__YOUR GOAL__: Examine the material below. Gather every line in which the string "JSON" appears.

## START

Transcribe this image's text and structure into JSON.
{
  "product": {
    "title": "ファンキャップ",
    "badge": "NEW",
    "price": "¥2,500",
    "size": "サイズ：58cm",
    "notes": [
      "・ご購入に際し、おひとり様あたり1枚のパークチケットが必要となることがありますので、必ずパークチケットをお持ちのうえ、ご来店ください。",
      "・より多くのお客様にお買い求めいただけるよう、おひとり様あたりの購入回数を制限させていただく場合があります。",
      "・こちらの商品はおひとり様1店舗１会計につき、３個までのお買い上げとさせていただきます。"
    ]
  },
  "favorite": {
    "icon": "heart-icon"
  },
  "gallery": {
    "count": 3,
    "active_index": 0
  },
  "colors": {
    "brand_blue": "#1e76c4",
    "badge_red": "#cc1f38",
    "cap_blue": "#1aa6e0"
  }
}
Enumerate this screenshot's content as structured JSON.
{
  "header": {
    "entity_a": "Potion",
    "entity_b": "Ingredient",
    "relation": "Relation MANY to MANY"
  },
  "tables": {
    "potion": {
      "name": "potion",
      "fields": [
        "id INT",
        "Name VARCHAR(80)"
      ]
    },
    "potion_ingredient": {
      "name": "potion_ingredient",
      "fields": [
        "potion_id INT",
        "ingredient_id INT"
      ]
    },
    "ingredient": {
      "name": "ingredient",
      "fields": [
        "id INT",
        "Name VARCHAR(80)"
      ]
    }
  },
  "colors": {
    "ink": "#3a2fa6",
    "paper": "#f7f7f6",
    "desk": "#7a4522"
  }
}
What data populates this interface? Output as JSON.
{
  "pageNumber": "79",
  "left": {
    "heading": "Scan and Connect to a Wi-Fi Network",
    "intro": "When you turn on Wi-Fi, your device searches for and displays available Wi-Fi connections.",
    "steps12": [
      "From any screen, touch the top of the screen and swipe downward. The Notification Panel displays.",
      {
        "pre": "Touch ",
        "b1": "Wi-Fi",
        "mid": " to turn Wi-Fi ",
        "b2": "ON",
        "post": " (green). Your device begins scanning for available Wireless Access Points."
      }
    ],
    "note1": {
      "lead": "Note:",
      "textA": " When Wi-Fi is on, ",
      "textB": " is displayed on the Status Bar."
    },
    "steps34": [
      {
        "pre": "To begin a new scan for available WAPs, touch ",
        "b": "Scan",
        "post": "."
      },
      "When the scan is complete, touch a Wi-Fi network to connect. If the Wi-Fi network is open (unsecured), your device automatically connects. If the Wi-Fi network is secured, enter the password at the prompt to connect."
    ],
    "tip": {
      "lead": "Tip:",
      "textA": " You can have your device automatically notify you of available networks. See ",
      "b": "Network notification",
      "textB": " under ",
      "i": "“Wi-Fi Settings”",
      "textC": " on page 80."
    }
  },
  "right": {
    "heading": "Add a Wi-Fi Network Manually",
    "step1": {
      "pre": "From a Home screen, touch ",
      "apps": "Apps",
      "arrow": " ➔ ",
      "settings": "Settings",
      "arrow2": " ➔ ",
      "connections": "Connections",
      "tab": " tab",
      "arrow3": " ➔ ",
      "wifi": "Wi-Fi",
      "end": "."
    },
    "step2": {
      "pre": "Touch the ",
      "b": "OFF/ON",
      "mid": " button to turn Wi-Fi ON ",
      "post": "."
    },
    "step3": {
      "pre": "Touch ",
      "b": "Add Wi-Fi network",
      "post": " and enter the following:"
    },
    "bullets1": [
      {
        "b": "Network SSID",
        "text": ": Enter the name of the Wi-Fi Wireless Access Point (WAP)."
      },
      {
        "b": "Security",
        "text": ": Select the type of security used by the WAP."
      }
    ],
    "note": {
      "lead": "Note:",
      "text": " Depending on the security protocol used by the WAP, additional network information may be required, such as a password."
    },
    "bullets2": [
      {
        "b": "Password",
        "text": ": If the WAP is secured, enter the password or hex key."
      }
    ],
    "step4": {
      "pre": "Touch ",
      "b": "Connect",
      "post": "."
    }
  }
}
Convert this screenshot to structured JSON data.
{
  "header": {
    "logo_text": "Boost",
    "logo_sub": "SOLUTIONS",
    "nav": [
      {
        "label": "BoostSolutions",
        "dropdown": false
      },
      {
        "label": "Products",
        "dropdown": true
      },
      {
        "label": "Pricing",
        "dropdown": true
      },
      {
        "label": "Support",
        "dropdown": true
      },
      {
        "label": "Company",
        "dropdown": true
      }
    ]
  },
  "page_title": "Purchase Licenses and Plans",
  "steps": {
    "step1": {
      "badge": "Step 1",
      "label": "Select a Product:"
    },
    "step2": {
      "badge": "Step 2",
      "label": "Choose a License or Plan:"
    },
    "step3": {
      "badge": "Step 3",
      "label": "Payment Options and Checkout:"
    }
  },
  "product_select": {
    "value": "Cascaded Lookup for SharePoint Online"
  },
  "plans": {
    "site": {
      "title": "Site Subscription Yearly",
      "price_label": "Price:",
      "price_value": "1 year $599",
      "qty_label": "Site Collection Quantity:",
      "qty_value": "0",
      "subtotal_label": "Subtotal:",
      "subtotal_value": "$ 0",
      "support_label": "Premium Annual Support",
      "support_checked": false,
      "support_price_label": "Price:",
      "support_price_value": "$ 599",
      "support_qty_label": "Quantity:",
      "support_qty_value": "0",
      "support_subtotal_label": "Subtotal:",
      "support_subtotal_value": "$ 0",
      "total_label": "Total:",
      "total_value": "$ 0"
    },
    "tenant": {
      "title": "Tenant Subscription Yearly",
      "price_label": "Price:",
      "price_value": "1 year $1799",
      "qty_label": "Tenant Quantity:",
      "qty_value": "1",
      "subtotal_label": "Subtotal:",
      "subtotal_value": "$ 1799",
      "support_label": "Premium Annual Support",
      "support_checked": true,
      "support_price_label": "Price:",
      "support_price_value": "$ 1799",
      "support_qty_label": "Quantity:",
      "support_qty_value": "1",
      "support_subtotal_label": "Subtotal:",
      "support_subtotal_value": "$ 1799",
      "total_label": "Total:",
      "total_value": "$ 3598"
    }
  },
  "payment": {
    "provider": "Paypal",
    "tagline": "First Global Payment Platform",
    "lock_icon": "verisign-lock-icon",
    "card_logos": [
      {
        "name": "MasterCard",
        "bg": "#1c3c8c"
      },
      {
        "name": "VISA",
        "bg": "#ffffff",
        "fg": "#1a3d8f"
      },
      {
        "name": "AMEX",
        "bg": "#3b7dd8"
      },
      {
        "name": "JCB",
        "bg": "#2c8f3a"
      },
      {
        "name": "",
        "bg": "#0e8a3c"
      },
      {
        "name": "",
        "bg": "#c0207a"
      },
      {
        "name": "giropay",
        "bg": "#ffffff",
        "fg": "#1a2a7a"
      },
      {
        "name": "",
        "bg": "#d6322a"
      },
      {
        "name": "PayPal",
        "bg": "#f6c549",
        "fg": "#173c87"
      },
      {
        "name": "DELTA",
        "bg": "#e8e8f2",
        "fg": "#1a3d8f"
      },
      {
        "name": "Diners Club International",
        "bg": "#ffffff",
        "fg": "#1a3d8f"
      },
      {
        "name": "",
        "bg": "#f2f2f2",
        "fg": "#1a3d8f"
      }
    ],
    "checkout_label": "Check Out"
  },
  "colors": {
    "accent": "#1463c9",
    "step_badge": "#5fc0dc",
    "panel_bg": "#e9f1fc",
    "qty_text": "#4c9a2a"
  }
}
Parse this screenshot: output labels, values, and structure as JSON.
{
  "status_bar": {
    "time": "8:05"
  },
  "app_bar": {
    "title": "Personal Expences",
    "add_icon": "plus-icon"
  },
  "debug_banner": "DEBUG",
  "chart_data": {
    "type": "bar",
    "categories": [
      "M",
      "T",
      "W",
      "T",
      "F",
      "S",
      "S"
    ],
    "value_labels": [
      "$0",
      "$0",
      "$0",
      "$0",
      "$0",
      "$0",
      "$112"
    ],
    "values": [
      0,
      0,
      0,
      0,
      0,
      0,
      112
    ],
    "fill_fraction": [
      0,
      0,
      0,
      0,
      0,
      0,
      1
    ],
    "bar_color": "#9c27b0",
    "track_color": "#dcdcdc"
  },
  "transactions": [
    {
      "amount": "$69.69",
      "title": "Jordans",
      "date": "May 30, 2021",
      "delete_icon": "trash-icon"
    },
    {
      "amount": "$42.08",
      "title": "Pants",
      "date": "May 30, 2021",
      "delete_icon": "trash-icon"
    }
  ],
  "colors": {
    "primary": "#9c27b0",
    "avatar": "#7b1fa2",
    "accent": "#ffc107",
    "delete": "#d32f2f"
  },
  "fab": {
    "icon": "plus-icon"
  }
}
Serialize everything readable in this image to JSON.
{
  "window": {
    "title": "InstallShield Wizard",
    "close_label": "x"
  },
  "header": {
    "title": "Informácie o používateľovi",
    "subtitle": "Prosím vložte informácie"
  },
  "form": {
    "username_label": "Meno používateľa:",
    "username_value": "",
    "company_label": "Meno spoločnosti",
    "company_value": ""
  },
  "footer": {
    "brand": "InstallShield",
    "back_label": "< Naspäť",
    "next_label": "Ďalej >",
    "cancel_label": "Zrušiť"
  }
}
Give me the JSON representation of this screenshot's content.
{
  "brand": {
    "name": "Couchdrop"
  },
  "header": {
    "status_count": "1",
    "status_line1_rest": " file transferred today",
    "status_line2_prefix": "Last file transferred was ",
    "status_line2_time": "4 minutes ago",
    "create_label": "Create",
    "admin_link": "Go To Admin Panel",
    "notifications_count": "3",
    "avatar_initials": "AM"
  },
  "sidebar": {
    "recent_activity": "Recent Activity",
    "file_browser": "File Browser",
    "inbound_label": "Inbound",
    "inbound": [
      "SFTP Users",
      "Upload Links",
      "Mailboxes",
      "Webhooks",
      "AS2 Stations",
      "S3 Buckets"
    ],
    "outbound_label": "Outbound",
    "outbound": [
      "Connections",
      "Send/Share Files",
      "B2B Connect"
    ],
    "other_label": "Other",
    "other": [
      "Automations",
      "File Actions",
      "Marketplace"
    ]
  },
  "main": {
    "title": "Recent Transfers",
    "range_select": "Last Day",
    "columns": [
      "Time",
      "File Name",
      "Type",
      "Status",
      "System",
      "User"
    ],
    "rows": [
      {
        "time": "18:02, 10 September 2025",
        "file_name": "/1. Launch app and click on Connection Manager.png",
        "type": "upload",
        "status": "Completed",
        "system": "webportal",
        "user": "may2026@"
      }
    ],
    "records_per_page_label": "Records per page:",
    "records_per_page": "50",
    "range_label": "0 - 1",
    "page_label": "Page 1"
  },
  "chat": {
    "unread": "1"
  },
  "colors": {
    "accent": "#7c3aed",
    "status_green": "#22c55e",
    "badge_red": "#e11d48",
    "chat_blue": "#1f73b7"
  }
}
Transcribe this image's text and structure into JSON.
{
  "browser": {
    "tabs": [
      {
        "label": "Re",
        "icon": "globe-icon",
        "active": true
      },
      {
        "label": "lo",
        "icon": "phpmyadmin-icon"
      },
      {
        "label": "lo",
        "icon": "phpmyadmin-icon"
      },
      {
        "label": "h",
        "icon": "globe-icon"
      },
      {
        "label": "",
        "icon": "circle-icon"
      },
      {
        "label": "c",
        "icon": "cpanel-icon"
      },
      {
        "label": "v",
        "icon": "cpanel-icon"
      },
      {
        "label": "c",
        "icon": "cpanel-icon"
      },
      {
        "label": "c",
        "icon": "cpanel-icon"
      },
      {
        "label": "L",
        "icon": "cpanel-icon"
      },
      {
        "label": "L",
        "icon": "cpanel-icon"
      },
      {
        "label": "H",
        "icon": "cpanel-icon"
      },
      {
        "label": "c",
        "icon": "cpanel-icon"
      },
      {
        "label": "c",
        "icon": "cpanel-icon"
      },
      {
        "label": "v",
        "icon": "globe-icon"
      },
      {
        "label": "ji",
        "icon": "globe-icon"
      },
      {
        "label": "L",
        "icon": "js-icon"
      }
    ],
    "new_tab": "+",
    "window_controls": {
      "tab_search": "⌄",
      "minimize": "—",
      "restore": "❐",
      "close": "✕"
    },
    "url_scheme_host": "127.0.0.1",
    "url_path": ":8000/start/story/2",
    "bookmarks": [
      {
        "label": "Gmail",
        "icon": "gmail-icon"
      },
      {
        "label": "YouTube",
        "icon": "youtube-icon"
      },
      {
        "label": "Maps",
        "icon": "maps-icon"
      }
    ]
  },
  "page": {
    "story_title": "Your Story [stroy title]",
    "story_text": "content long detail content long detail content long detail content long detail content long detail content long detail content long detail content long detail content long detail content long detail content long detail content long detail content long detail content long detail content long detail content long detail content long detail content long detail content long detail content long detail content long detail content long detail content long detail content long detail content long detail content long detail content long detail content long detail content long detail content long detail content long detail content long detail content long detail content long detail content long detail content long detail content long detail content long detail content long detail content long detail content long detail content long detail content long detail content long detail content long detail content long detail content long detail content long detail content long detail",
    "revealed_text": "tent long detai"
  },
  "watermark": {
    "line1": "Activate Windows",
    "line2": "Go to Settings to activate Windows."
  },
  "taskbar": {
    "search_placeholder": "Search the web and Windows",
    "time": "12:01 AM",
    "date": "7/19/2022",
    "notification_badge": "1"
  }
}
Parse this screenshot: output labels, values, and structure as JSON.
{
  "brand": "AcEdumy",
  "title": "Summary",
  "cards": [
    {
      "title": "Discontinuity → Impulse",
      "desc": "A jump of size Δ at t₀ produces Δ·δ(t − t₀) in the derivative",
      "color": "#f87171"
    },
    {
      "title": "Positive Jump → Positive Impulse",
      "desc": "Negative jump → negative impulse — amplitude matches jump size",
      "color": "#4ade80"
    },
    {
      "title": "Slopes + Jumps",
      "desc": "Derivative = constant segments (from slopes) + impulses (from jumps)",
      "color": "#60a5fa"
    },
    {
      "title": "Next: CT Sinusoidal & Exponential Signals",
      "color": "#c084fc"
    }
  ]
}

## END

__ANSWER FOR THE TASK__:
Transcribe this image's text and structure into JSON.
Enumerate this screenshot's content as structured JSON.
What data populates this interface? Output as JSON.
Convert this screenshot to structured JSON data.
Parse this screenshot: output labels, values, and structure as JSON.
Serialize everything readable in this image to JSON.
Give me the JSON representation of this screenshot's content.
Transcribe this image's text and structure into JSON.
Parse this screenshot: output labels, values, and structure as JSON.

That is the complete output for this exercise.